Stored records
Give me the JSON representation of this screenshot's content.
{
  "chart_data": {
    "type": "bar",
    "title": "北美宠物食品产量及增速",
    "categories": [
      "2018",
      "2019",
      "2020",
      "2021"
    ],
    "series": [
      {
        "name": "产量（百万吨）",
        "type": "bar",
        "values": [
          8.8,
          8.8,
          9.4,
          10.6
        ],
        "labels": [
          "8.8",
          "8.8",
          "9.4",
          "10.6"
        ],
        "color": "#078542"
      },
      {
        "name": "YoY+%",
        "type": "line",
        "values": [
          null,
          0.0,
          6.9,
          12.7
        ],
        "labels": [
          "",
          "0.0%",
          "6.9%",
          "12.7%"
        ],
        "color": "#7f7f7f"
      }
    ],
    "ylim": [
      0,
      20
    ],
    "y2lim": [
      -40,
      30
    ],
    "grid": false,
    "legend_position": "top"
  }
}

**OBJECTIVE**. Set down each entry again, unchanged.

**TASK ANSWER**.
Give me the JSON representation of this screenshot's content.
{
  "chart_data": {
    "type": "bar",
    "title": "北美宠物食品产量及增速",
    "categories": [
      "2018",
      "2019",
      "2020",
      "2021"
    ],
    "series": [
      {
        "name": "产量（百万吨）",
        "type": "bar",
        "values": [
          8.8,
          8.8,
          9.4,
          10.6
        ],
        "labels": [
          "8.8",
          "8.8",
          "9.4",
          "10.6"
        ],
        "color": "#078542"
      },
      {
        "name": "YoY+%",
        "type": "line",
        "values": [
          null,
          0.0,
          6.9,
          12.7
        ],
        "labels": [
          "",
          "0.0%",
          "6.9%",
          "12.7%"
        ],
        "color": "#7f7f7f"
      }
    ],
    "ylim": [
      0,
      20
    ],
    "y2lim": [
      -40,
      30
    ],
    "grid": false,
    "legend_position": "top"
  }
}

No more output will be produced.